**Given instruction**. Make an exact copy of the records, dropping all pictures.

Saved entries:
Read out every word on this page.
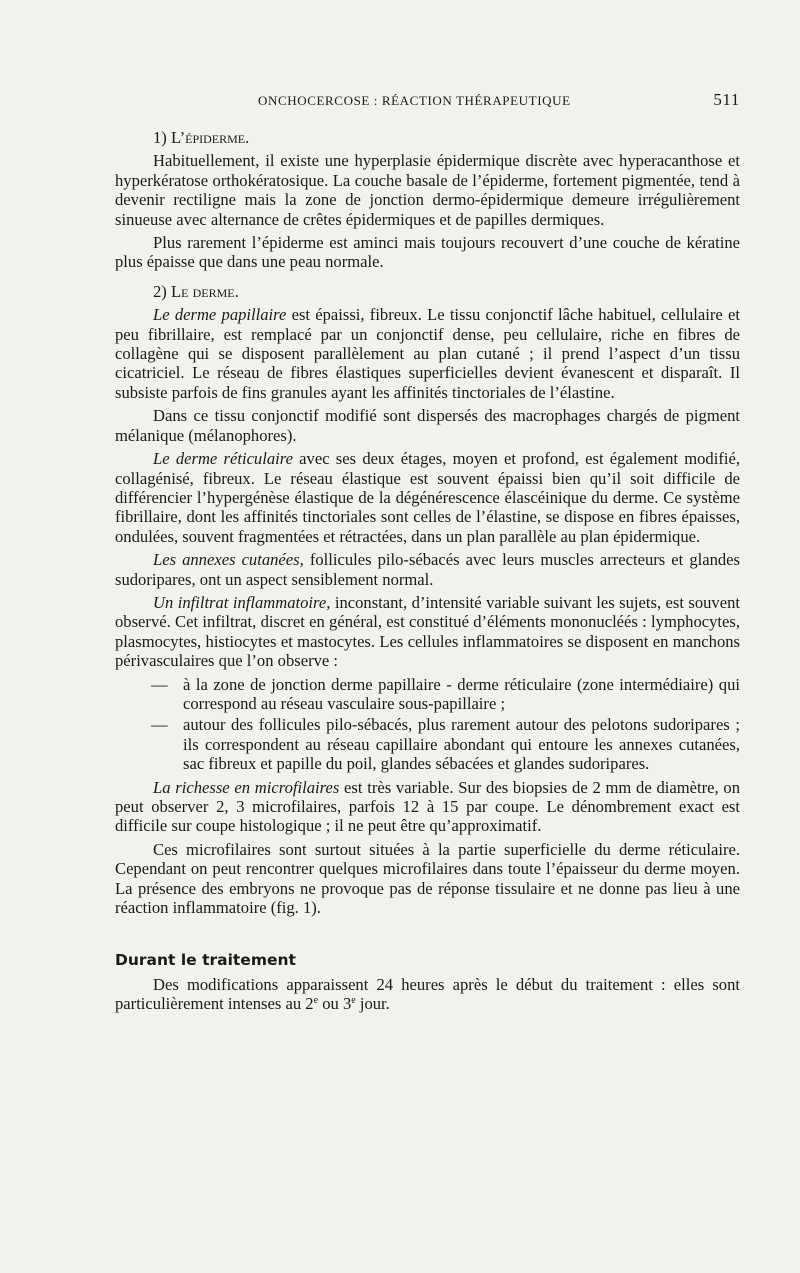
ONCHOCERCOSE : RÉACTION THÉRAPEUTIQUE	511
1) L’épiderme.

Habituellement, il existe une hyperplasie épidermique discrète avec hyperacanthose et hyperkératose orthokératosique. La couche basale de l’épiderme, fortement pigmentée, tend à devenir rectiligne mais la zone de jonction dermo-épidermique demeure irrégulièrement sinueuse avec alternance de crêtes épidermiques et de papilles dermiques.

Plus rarement l’épiderme est aminci mais toujours recouvert d’une couche de kératine plus épaisse que dans une peau normale.

2) Le derme.

Le derme papillaire est épaissi, fibreux. Le tissu conjonctif lâche habituel, cellulaire et peu fibrillaire, est remplacé par un conjonctif dense, peu cellulaire, riche en fibres de collagène qui se disposent parallèlement au plan cutané ; il prend l’aspect d’un tissu cicatriciel. Le réseau de fibres élastiques superficielles devient évanescent et disparaît. Il subsiste parfois de fins granules ayant les affinités tinctoriales de l’élastine.

Dans ce tissu conjonctif modifié sont dispersés des macrophages chargés de pigment mélanique (mélanophores).

Le derme réticulaire avec ses deux étages, moyen et profond, est également modifié, collagénisé, fibreux. Le réseau élastique est souvent épaissi bien qu’il soit difficile de différencier l’hypergénèse élastique de la dégénérescence élascéinique du derme. Ce système fibrillaire, dont les affinités tinctoriales sont celles de l’élastine, se dispose en fibres épaisses, ondulées, souvent fragmentées et rétractées, dans un plan parallèle au plan épidermique.

Les annexes cutanées, follicules pilo-sébacés avec leurs muscles arrecteurs et glandes sudoripares, ont un aspect sensiblement normal.

Un infiltrat inflammatoire, inconstant, d’intensité variable suivant les sujets, est souvent observé. Cet infiltrat, discret en général, est constitué d’éléments mononucléés : lymphocytes, plasmocytes, histiocytes et mastocytes. Les cellules inflammatoires se disposent en manchons périvasculaires que l’on observe :

— à la zone de jonction derme papillaire - derme réticulaire (zone intermédiaire) qui correspond au réseau vasculaire sous-papillaire ;
— autour des follicules pilo-sébacés, plus rarement autour des pelotons sudoripares ; ils correspondent au réseau capillaire abondant qui entoure les annexes cutanées, sac fibreux et papille du poil, glandes sébacées et glandes sudoripares.

La richesse en microfilaires est très variable. Sur des biopsies de 2 mm de diamètre, on peut observer 2, 3 microfilaires, parfois 12 à 15 par coupe. Le dénombrement exact est difficile sur coupe histologique ; il ne peut être qu’approximatif.

Ces microfilaires sont surtout situées à la partie superficielle du derme réticulaire. Cependant on peut rencontrer quelques microfilaires dans toute l’épaisseur du derme moyen. La présence des embryons ne provoque pas de réponse tissulaire et ne donne pas lieu à une réaction inflammatoire (fig. 1).

Durant le traitement

Des modifications apparaissent 24 heures après le début du traitement : elles sont particulièrement intenses au 2e ou 3e jour.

**The response**.
Read out every word on this page.
ONCHOCERCOSE : RÉACTION THÉRAPEUTIQUE	511
1) L’épiderme.

Habituellement, il existe une hyperplasie épidermique discrète avec hyperacanthose et hyperkératose orthokératosique. La couche basale de l’épiderme, fortement pigmentée, tend à devenir rectiligne mais la zone de jonction dermo-épidermique demeure irrégulièrement sinueuse avec alternance de crêtes épidermiques et de papilles dermiques.

Plus rarement l’épiderme est aminci mais toujours recouvert d’une couche de kératine plus épaisse que dans une peau normale.

2) Le derme.

Le derme papillaire est épaissi, fibreux. Le tissu conjonctif lâche habituel, cellulaire et peu fibrillaire, est remplacé par un conjonctif dense, peu cellulaire, riche en fibres de collagène qui se disposent parallèlement au plan cutané ; il prend l’aspect d’un tissu cicatriciel. Le réseau de fibres élastiques superficielles devient évanescent et disparaît. Il subsiste parfois de fins granules ayant les affinités tinctoriales de l’élastine.

Dans ce tissu conjonctif modifié sont dispersés des macrophages chargés de pigment mélanique (mélanophores).

Le derme réticulaire avec ses deux étages, moyen et profond, est également modifié, collagénisé, fibreux. Le réseau élastique est souvent épaissi bien qu’il soit difficile de différencier l’hypergénèse élastique de la dégénérescence élascéinique du derme. Ce système fibrillaire, dont les affinités tinctoriales sont celles de l’élastine, se dispose en fibres épaisses, ondulées, souvent fragmentées et rétractées, dans un plan parallèle au plan épidermique.

Les annexes cutanées, follicules pilo-sébacés avec leurs muscles arrecteurs et glandes sudoripares, ont un aspect sensiblement normal.

Un infiltrat inflammatoire, inconstant, d’intensité variable suivant les sujets, est souvent observé. Cet infiltrat, discret en général, est constitué d’éléments mononucléés : lymphocytes, plasmocytes, histiocytes et mastocytes. Les cellules inflammatoires se disposent en manchons périvasculaires que l’on observe :

— à la zone de jonction derme papillaire - derme réticulaire (zone intermédiaire) qui correspond au réseau vasculaire sous-papillaire ;
— autour des follicules pilo-sébacés, plus rarement autour des pelotons sudoripares ; ils correspondent au réseau capillaire abondant qui entoure les annexes cutanées, sac fibreux et papille du poil, glandes sébacées et glandes sudoripares.

La richesse en microfilaires est très variable. Sur des biopsies de 2 mm de diamètre, on peut observer 2, 3 microfilaires, parfois 12 à 15 par coupe. Le dénombrement exact est difficile sur coupe histologique ; il ne peut être qu’approximatif.

Ces microfilaires sont surtout situées à la partie superficielle du derme réticulaire. Cependant on peut rencontrer quelques microfilaires dans toute l’épaisseur du derme moyen. La présence des embryons ne provoque pas de réponse tissulaire et ne donne pas lieu à une réaction inflammatoire (fig. 1).

Durant le traitement

Des modifications apparaissent 24 heures après le début du traitement : elles sont particulièrement intenses au 2e ou 3e jour.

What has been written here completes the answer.